**Material provided:**
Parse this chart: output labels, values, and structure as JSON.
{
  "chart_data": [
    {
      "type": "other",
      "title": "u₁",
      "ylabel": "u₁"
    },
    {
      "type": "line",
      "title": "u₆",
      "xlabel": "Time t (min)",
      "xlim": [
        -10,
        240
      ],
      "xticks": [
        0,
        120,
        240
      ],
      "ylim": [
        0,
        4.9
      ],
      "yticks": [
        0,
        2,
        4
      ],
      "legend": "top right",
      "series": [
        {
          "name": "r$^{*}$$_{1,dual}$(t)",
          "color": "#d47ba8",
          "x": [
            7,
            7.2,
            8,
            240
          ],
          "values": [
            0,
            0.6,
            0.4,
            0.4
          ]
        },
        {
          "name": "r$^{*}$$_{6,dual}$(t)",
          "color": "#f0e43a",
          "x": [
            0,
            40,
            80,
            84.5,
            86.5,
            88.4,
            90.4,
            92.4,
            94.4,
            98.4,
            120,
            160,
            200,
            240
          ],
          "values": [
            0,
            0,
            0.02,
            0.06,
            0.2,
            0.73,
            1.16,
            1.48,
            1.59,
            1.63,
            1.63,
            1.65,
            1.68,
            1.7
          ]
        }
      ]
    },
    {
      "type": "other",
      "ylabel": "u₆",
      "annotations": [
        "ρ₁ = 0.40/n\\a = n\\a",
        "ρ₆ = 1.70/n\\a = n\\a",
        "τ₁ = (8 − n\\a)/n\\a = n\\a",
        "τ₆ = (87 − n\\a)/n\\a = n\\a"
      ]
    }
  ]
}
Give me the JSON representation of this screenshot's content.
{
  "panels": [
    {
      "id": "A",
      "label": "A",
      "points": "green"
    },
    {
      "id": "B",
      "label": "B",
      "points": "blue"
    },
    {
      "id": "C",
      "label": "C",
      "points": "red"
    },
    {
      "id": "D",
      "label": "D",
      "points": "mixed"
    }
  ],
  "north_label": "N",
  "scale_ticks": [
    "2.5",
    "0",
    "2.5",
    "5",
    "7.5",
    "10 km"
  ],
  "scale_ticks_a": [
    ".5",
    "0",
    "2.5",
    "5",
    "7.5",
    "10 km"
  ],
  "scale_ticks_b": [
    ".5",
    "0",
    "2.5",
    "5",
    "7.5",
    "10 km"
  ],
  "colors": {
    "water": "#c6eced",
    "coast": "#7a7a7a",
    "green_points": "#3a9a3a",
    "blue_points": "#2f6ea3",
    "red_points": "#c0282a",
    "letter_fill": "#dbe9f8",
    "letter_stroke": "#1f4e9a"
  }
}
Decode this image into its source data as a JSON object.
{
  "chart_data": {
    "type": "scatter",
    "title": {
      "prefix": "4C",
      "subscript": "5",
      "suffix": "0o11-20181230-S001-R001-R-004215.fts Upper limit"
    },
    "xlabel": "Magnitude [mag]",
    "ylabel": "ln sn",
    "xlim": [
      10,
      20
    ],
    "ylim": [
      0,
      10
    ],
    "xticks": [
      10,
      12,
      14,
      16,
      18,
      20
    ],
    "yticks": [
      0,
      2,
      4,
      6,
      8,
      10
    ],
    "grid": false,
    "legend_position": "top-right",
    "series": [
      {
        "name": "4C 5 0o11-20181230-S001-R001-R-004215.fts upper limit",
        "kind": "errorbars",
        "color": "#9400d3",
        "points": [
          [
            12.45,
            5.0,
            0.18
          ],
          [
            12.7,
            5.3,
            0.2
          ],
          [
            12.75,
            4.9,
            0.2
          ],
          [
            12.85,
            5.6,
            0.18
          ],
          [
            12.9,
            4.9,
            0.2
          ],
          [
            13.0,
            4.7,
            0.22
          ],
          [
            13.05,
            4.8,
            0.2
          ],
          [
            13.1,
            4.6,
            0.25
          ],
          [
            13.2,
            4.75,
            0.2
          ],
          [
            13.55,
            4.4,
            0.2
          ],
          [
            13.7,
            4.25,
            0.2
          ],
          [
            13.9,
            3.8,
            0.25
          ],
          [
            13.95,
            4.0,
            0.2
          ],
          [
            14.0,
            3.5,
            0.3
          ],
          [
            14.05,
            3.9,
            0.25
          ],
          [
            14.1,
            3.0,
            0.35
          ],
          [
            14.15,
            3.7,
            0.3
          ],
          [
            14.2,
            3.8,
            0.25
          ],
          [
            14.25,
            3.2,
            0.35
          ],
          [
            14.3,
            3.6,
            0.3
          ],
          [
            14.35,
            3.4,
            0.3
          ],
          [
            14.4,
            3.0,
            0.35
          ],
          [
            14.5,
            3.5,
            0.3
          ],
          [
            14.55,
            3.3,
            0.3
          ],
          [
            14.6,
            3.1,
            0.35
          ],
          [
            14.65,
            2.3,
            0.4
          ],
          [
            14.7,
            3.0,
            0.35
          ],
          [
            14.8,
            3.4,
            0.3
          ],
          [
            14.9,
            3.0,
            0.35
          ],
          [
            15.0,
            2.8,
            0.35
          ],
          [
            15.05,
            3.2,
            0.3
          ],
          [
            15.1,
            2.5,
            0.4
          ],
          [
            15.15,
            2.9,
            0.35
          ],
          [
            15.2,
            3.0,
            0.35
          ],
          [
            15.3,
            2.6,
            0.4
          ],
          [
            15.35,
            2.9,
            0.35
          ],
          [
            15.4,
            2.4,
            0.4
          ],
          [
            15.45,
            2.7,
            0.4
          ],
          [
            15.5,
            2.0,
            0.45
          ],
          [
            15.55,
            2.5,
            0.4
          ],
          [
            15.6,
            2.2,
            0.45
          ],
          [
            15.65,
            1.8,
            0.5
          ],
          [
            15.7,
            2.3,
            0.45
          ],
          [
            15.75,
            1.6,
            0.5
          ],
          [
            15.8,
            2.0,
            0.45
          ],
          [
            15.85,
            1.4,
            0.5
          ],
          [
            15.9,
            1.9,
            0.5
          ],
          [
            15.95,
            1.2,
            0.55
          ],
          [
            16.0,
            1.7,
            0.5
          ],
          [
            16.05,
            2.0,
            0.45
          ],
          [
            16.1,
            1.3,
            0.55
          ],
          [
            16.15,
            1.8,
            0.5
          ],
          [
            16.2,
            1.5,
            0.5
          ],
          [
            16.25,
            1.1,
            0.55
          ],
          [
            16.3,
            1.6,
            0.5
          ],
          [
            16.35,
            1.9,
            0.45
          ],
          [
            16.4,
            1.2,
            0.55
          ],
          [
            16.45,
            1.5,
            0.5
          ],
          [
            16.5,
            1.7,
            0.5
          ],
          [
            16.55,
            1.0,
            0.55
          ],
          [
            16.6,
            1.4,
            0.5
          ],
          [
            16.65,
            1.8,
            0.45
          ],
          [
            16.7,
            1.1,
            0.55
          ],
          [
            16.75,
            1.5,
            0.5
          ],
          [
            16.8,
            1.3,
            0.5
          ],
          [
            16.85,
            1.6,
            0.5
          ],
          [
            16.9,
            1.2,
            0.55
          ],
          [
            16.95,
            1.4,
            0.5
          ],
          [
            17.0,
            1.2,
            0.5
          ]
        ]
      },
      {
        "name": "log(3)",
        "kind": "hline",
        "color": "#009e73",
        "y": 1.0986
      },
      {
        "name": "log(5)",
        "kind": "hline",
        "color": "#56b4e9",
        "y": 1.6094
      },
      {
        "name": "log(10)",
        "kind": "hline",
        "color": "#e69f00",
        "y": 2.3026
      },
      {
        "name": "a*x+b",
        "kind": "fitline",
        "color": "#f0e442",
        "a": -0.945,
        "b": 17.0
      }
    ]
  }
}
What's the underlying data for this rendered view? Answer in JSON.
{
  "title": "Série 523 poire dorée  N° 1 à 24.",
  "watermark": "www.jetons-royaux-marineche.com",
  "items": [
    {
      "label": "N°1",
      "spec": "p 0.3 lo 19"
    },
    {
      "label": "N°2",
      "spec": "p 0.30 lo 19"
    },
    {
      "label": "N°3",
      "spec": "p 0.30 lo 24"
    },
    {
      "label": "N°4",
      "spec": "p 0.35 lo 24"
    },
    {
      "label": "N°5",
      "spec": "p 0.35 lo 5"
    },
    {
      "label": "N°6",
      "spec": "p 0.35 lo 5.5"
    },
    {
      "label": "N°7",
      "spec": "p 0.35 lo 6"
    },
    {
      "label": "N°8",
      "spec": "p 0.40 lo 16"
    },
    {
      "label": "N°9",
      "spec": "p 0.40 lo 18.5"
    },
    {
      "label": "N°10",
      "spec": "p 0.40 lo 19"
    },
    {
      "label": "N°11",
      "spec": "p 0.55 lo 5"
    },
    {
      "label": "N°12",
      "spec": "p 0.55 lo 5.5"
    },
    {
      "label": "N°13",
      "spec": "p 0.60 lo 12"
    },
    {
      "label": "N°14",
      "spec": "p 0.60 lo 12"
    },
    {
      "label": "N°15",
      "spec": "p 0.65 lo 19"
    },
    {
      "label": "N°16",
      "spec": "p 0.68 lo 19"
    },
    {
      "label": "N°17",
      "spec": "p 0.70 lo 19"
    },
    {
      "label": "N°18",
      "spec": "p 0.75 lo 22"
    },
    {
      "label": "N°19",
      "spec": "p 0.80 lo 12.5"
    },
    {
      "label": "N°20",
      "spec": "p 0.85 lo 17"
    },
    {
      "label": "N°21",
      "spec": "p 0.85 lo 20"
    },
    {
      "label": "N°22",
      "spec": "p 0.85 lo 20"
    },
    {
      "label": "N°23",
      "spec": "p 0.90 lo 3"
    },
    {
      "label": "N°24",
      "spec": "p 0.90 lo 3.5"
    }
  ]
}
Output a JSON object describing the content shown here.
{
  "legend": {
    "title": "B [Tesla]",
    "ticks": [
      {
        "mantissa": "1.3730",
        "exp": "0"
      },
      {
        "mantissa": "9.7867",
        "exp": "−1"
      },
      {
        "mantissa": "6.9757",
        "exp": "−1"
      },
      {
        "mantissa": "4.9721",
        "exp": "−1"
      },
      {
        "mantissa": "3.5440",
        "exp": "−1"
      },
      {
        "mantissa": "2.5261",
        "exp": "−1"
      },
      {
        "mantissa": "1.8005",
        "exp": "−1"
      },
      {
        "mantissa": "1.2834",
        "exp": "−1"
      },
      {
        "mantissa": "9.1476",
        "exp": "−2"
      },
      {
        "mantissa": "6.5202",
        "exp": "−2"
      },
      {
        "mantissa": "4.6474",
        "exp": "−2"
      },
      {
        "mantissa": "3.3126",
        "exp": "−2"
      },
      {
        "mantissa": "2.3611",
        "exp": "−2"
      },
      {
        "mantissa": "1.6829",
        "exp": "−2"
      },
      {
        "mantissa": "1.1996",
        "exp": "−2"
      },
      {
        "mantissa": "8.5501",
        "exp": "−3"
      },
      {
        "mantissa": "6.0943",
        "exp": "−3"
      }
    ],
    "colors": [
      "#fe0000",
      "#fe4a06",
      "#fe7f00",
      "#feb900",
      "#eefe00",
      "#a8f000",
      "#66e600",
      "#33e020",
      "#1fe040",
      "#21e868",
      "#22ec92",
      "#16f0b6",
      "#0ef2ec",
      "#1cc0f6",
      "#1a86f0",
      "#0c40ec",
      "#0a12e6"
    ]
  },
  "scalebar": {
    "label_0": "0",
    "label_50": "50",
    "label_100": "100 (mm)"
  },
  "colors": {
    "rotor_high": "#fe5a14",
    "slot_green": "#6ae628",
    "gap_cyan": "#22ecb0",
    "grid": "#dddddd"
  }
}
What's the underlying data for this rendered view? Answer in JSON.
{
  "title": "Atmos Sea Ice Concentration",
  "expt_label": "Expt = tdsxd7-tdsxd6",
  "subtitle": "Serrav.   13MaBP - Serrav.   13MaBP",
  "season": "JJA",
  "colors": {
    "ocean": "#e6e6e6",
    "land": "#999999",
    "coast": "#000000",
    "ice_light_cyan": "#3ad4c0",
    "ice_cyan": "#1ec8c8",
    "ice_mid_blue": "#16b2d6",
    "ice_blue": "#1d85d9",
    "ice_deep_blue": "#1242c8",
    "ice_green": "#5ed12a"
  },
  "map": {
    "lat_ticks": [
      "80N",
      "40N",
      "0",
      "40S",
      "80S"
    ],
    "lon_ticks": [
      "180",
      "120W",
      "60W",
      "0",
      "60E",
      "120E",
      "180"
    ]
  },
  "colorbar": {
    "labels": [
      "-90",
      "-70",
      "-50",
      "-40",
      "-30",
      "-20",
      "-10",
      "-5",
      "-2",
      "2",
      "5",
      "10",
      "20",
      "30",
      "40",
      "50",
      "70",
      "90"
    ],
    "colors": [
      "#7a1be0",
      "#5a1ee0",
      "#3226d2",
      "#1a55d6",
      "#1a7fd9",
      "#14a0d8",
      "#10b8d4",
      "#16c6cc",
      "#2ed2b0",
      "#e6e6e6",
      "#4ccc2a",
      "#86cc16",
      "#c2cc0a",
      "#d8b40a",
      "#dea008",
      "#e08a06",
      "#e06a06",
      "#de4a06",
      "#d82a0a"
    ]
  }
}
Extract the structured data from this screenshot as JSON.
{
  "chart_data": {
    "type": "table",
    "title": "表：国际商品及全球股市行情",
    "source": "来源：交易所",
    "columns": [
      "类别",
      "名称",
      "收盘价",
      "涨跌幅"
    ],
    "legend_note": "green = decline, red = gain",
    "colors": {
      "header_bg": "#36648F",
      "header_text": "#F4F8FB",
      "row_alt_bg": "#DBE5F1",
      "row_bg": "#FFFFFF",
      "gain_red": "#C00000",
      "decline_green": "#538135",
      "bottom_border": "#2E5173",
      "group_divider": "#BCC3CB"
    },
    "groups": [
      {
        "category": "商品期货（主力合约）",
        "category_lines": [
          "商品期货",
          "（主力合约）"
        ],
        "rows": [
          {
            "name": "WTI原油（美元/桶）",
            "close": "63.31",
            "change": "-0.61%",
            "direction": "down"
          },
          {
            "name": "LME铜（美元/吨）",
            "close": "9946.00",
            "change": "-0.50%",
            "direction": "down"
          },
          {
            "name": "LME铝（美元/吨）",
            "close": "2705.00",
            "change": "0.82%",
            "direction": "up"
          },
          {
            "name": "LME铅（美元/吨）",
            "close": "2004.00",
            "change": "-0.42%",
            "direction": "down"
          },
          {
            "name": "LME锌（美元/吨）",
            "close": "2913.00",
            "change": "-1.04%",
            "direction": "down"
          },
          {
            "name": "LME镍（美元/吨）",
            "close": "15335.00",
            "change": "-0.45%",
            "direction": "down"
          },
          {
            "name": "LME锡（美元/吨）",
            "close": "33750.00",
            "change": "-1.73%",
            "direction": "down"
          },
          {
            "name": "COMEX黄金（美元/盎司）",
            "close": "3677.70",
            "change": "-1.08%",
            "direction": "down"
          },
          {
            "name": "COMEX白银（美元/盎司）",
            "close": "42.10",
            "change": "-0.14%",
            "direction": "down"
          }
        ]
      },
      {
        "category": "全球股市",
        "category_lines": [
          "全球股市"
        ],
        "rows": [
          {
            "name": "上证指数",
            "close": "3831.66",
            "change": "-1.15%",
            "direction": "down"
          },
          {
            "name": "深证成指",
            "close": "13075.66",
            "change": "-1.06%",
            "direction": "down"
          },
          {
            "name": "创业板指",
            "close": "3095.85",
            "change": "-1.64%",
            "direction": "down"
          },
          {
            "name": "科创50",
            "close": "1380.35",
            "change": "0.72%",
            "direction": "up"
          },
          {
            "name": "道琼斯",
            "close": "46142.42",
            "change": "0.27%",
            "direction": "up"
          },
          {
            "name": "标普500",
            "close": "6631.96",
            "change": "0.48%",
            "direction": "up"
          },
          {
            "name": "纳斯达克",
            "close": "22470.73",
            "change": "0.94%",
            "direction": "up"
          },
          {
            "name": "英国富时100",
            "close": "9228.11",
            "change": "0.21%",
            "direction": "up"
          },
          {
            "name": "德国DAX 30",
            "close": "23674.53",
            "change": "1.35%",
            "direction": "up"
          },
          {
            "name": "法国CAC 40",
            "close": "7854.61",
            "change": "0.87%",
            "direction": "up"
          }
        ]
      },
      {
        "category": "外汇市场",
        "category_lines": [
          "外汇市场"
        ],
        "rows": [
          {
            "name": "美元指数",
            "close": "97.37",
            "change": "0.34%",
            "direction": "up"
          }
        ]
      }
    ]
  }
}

**What is needed:** Lines in the records that hold the word "content" are to be counted; give only the total.

**Solution for this exercise:** 2